## Requirements
Every line of the listing must be reproduced as it stands. Leave the images behind.
-- Begin Materials provided --
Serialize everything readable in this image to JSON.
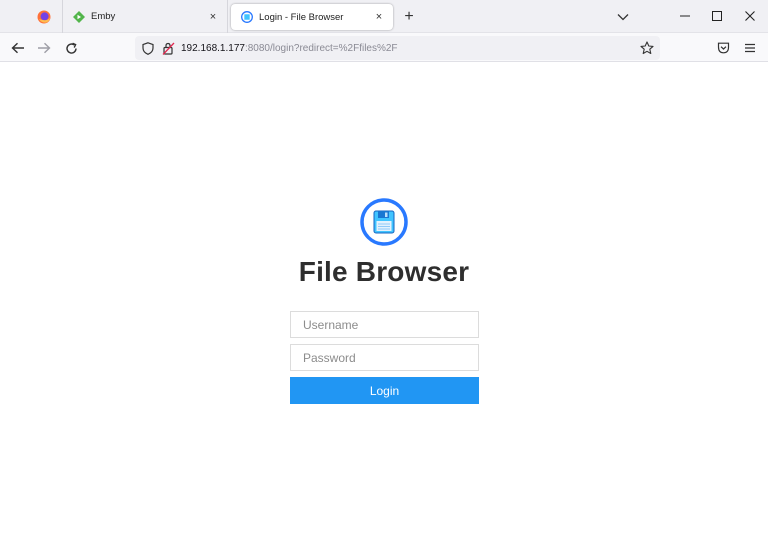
{
  "browser": {
    "tabs": [
      {
        "title": "Emby",
        "icon": "emby-icon",
        "active": false
      },
      {
        "title": "Login - File Browser",
        "icon": "filebrowser-favicon",
        "active": true
      }
    ],
    "close_glyph": "×",
    "new_tab_glyph": "+",
    "url": {
      "host": "192.168.1.177",
      "rest": ":8080/login?redirect=%2Ffiles%2F"
    }
  },
  "app": {
    "title": "File Browser",
    "logo": "floppy-disk-logo",
    "accent_color": "#2196f3"
  },
  "form": {
    "username_placeholder": "Username",
    "password_placeholder": "Password",
    "login_label": "Login"
  }
}
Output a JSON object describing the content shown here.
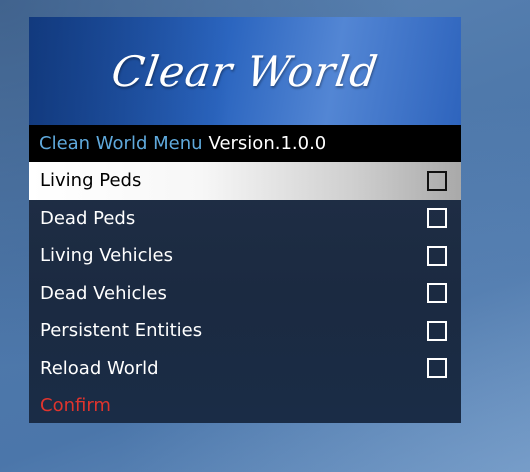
{
  "menu": {
    "title": "Clear World",
    "subtitle_name": "Clean World Menu",
    "subtitle_version": "Version.1.0.0",
    "items": [
      {
        "label": "Living Peds",
        "checked": false,
        "selected": true
      },
      {
        "label": "Dead Peds",
        "checked": false,
        "selected": false
      },
      {
        "label": "Living Vehicles",
        "checked": false,
        "selected": false
      },
      {
        "label": "Dead Vehicles",
        "checked": false,
        "selected": false
      },
      {
        "label": "Persistent Entities",
        "checked": false,
        "selected": false
      },
      {
        "label": "Reload World",
        "checked": false,
        "selected": false
      }
    ],
    "confirm_label": "Confirm"
  },
  "colors": {
    "banner": "#2b65bf",
    "subtitle_name": "#5fa9dc",
    "confirm": "#e0342d",
    "background": "#4f79ab"
  }
}
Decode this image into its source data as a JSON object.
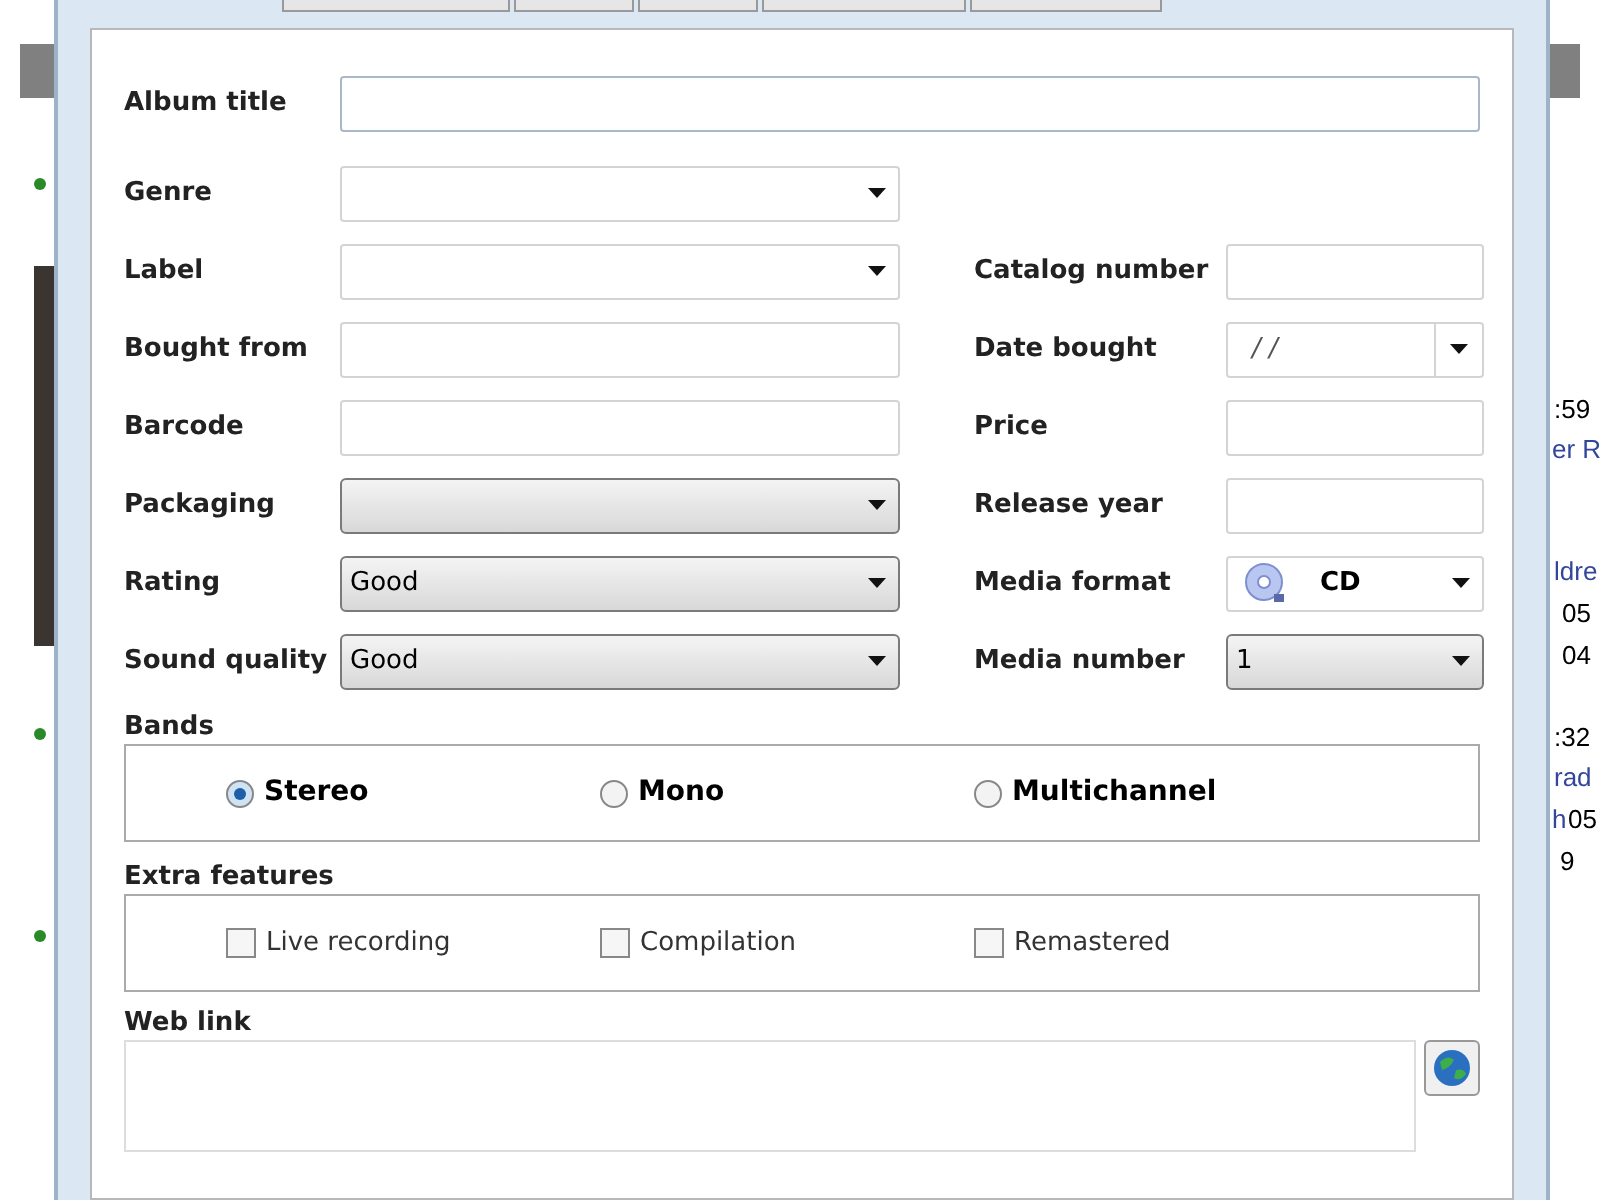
{
  "background_app": {
    "texts": [
      {
        "text": ":59",
        "link": false
      },
      {
        "text": "er R",
        "link": true
      },
      {
        "text": "ldre",
        "link": true
      },
      {
        "text": "05",
        "link": false
      },
      {
        "text": "04",
        "link": false
      },
      {
        "text": ":32",
        "link": false
      },
      {
        "text": "rad",
        "link": true
      },
      {
        "text": "h",
        "link": true
      },
      {
        "text": "05",
        "link": false
      },
      {
        "text": "9",
        "link": false
      }
    ]
  },
  "album_title": {
    "label": "Album title"
  },
  "rows": [
    {
      "left": {
        "label": "Genre",
        "kind": "combo"
      }
    },
    {
      "left": {
        "label": "Label",
        "kind": "combo"
      },
      "right": {
        "label": "Catalog number",
        "kind": "text"
      }
    },
    {
      "left": {
        "label": "Bought from",
        "kind": "text"
      },
      "right": {
        "label": "Date bought",
        "kind": "date",
        "value": "/ /"
      }
    },
    {
      "left": {
        "label": "Barcode",
        "kind": "text"
      },
      "right": {
        "label": "Price",
        "kind": "text"
      }
    },
    {
      "left": {
        "label": "Packaging",
        "kind": "dropdown"
      },
      "right": {
        "label": "Release year",
        "kind": "text"
      }
    },
    {
      "left": {
        "label": "Rating",
        "kind": "dropdown",
        "value": "Good"
      },
      "right": {
        "label": "Media format",
        "kind": "media",
        "value": "CD"
      }
    },
    {
      "left": {
        "label": "Sound quality",
        "kind": "dropdown",
        "value": "Good"
      },
      "right": {
        "label": "Media number",
        "kind": "dropdown",
        "value": "1"
      }
    }
  ],
  "bands": {
    "label": "Bands",
    "options": [
      {
        "label": "Stereo",
        "selected": true
      },
      {
        "label": "Mono",
        "selected": false
      },
      {
        "label": "Multichannel",
        "selected": false
      }
    ]
  },
  "extra_features": {
    "label": "Extra features",
    "options": [
      {
        "label": "Live recording",
        "checked": false
      },
      {
        "label": "Compilation",
        "checked": false
      },
      {
        "label": "Remastered",
        "checked": false
      }
    ]
  },
  "web_link": {
    "label": "Web link"
  }
}
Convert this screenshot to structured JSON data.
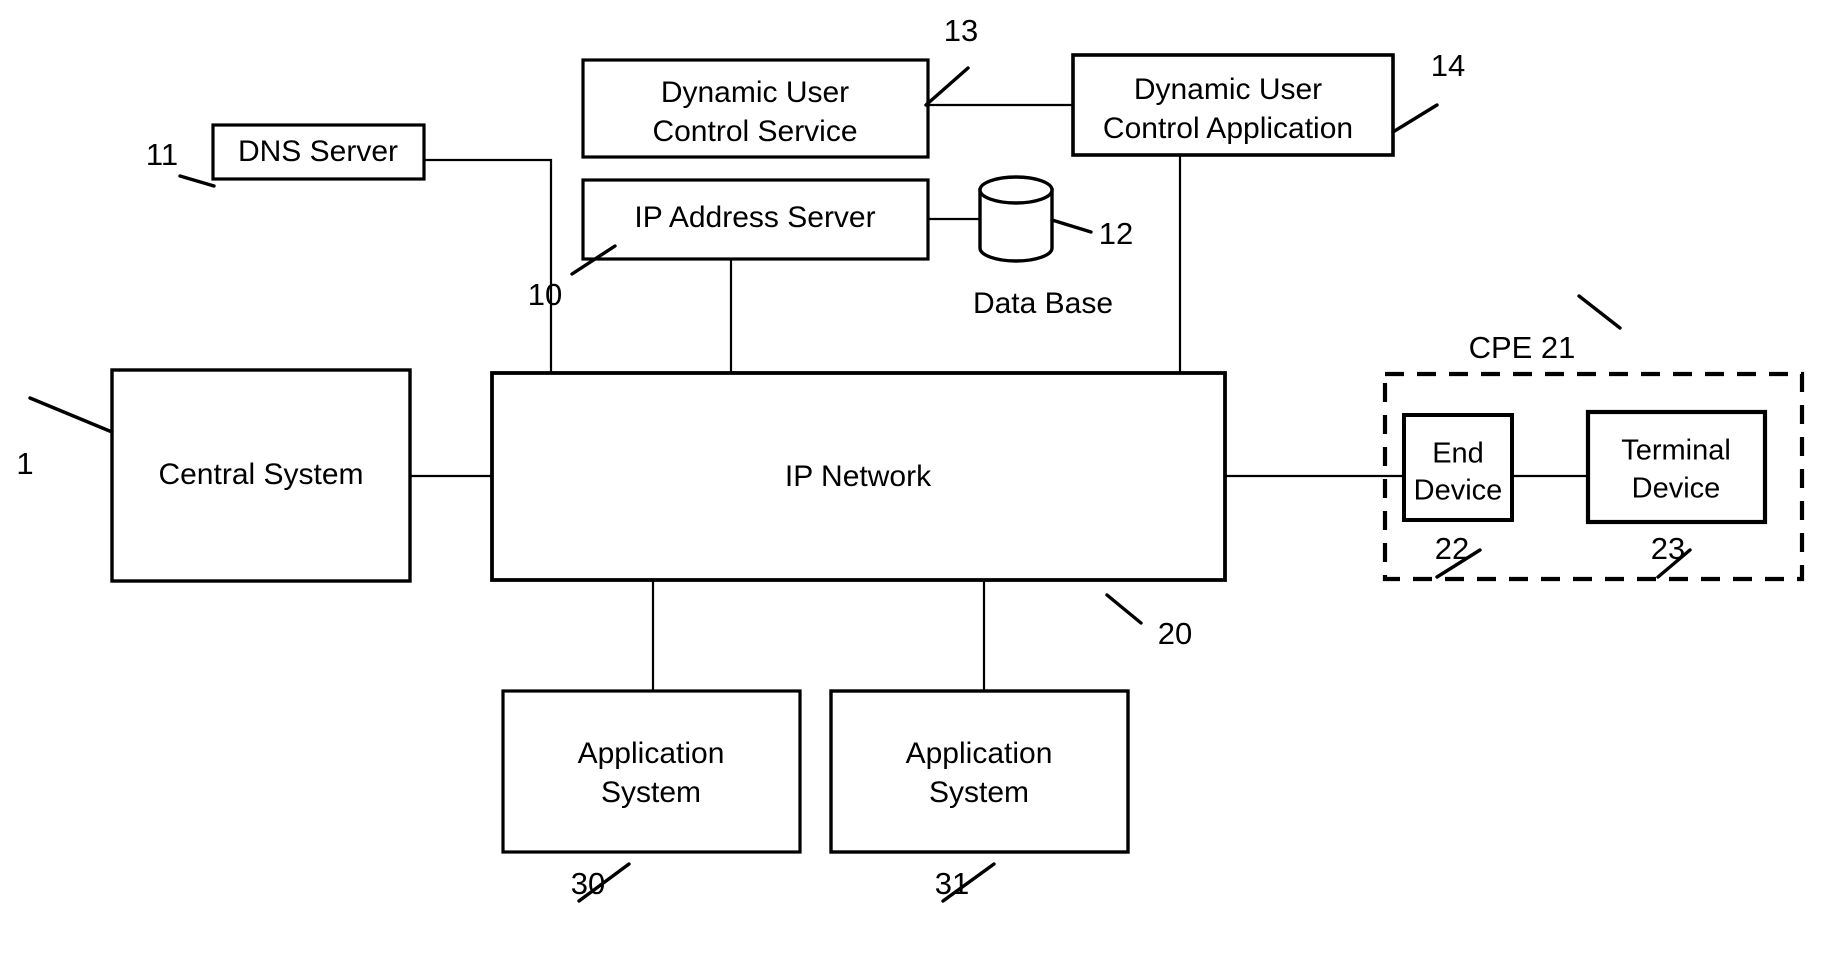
{
  "figure": {
    "type": "patent-block-diagram",
    "background_color": "#ffffff",
    "line_color": "#000000"
  },
  "nodes": {
    "dns_server": {
      "label": "DNS Server",
      "ref": "11"
    },
    "dynamic_user_control_service": {
      "label_line1": "Dynamic User",
      "label_line2": "Control Service",
      "ref": "13"
    },
    "dynamic_user_control_application": {
      "label_line1": "Dynamic User",
      "label_line2": "Control Application",
      "ref": "14"
    },
    "ip_address_server": {
      "label": "IP Address Server",
      "ref": "10"
    },
    "database": {
      "label": "Data Base",
      "ref": "12"
    },
    "central_system": {
      "label": "Central System",
      "ref": "1"
    },
    "ip_network": {
      "label": "IP Network",
      "ref": "20"
    },
    "application_system_30": {
      "label_line1": "Application",
      "label_line2": "System",
      "ref": "30"
    },
    "application_system_31": {
      "label_line1": "Application",
      "label_line2": "System",
      "ref": "31"
    },
    "end_device": {
      "label_line1": "End",
      "label_line2": "Device",
      "ref": "22"
    },
    "terminal_device": {
      "label_line1": "Terminal",
      "label_line2": "Device",
      "ref": "23"
    },
    "cpe_group": {
      "label": "CPE  21",
      "ref": "21"
    }
  }
}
-- End Materials provided --
## Task answer
Serialize everything readable in this image to JSON.
{
  "browser": {
    "tabs": [
      {
        "title": "Emby",
        "icon": "emby-icon",
        "active": false
      },
      {
        "title": "Login - File Browser",
        "icon": "filebrowser-favicon",
        "active": true
      }
    ],
    "close_glyph": "×",
    "new_tab_glyph": "+",
    "url": {
      "host": "192.168.1.177",
      "rest": ":8080/login?redirect=%2Ffiles%2F"
    }
  },
  "app": {
    "title": "File Browser",
    "logo": "floppy-disk-logo",
    "accent_color": "#2196f3"
  },
  "form": {
    "username_placeholder": "Username",
    "password_placeholder": "Password",
    "login_label": "Login"
  }
}
Output a JSON object describing the content shown here.
{
  "menu": {
    "title": "Clear World",
    "subtitle_name": "Clean World Menu",
    "subtitle_version": "Version.1.0.0",
    "items": [
      {
        "label": "Living Peds",
        "checked": false,
        "selected": true
      },
      {
        "label": "Dead Peds",
        "checked": false,
        "selected": false
      },
      {
        "label": "Living Vehicles",
        "checked": false,
        "selected": false
      },
      {
        "label": "Dead Vehicles",
        "checked": false,
        "selected": false
      },
      {
        "label": "Persistent Entities",
        "checked": false,
        "selected": false
      },
      {
        "label": "Reload World",
        "checked": false,
        "selected": false
      }
    ],
    "confirm_label": "Confirm"
  },
  "colors": {
    "banner": "#2b65bf",
    "subtitle_name": "#5fa9dc",
    "confirm": "#e0342d",
    "background": "#4f79ab"
  }
}
Decode this image into its source data as a JSON object.
{
  "background_app": {
    "texts": [
      {
        "text": ":59",
        "link": false
      },
      {
        "text": "er R",
        "link": true
      },
      {
        "text": "ldre",
        "link": true
      },
      {
        "text": "05",
        "link": false
      },
      {
        "text": "04",
        "link": false
      },
      {
        "text": ":32",
        "link": false
      },
      {
        "text": "rad",
        "link": true
      },
      {
        "text": "h",
        "link": true
      },
      {
        "text": "05",
        "link": false
      },
      {
        "text": "9",
        "link": false
      }
    ]
  },
  "album_title": {
    "label": "Album title"
  },
  "rows": [
    {
      "left": {
        "label": "Genre",
        "kind": "combo"
      }
    },
    {
      "left": {
        "label": "Label",
        "kind": "combo"
      },
      "right": {
        "label": "Catalog number",
        "kind": "text"
      }
    },
    {
      "left": {
        "label": "Bought from",
        "kind": "text"
      },
      "right": {
        "label": "Date bought",
        "kind": "date",
        "value": "/ /"
      }
    },
    {
      "left": {
        "label": "Barcode",
        "kind": "text"
      },
      "right": {
        "label": "Price",
        "kind": "text"
      }
    },
    {
      "left": {
        "label": "Packaging",
        "kind": "dropdown"
      },
      "right": {
        "label": "Release year",
        "kind": "text"
      }
    },
    {
      "left": {
        "label": "Rating",
        "kind": "dropdown",
        "value": "Good"
      },
      "right": {
        "label": "Media format",
        "kind": "media",
        "value": "CD"
      }
    },
    {
      "left": {
        "label": "Sound quality",
        "kind": "dropdown",
        "value": "Good"
      },
      "right": {
        "label": "Media number",
        "kind": "dropdown",
        "value": "1"
      }
    }
  ],
  "bands": {
    "label": "Bands",
    "options": [
      {
        "label": "Stereo",
        "selected": true
      },
      {
        "label": "Mono",
        "selected": false
      },
      {
        "label": "Multichannel",
        "selected": false
      }
    ]
  },
  "extra_features": {
    "label": "Extra features",
    "options": [
      {
        "label": "Live recording",
        "checked": false
      },
      {
        "label": "Compilation",
        "checked": false
      },
      {
        "label": "Remastered",
        "checked": false
      }
    ]
  },
  "web_link": {
    "label": "Web link"
  }
}
Convert this screenshot to structured JSON data.
{
  "figure": {
    "type": "patent-block-diagram",
    "background_color": "#ffffff",
    "line_color": "#000000"
  },
  "nodes": {
    "dns_server": {
      "label": "DNS Server",
      "ref": "11"
    },
    "dynamic_user_control_service": {
      "label_line1": "Dynamic User",
      "label_line2": "Control Service",
      "ref": "13"
    },
    "dynamic_user_control_application": {
      "label_line1": "Dynamic User",
      "label_line2": "Control Application",
      "ref": "14"
    },
    "ip_address_server": {
      "label": "IP Address Server",
      "ref": "10"
    },
    "database": {
      "label": "Data Base",
      "ref": "12"
    },
    "central_system": {
      "label": "Central System",
      "ref": "1"
    },
    "ip_network": {
      "label": "IP Network",
      "ref": "20"
    },
    "application_system_30": {
      "label_line1": "Application",
      "label_line2": "System",
      "ref": "30"
    },
    "application_system_31": {
      "label_line1": "Application",
      "label_line2": "System",
      "ref": "31"
    },
    "end_device": {
      "label_line1": "End",
      "label_line2": "Device",
      "ref": "22"
    },
    "terminal_device": {
      "label_line1": "Terminal",
      "label_line2": "Device",
      "ref": "23"
    },
    "cpe_group": {
      "label": "CPE  21",
      "ref": "21"
    }
  }
}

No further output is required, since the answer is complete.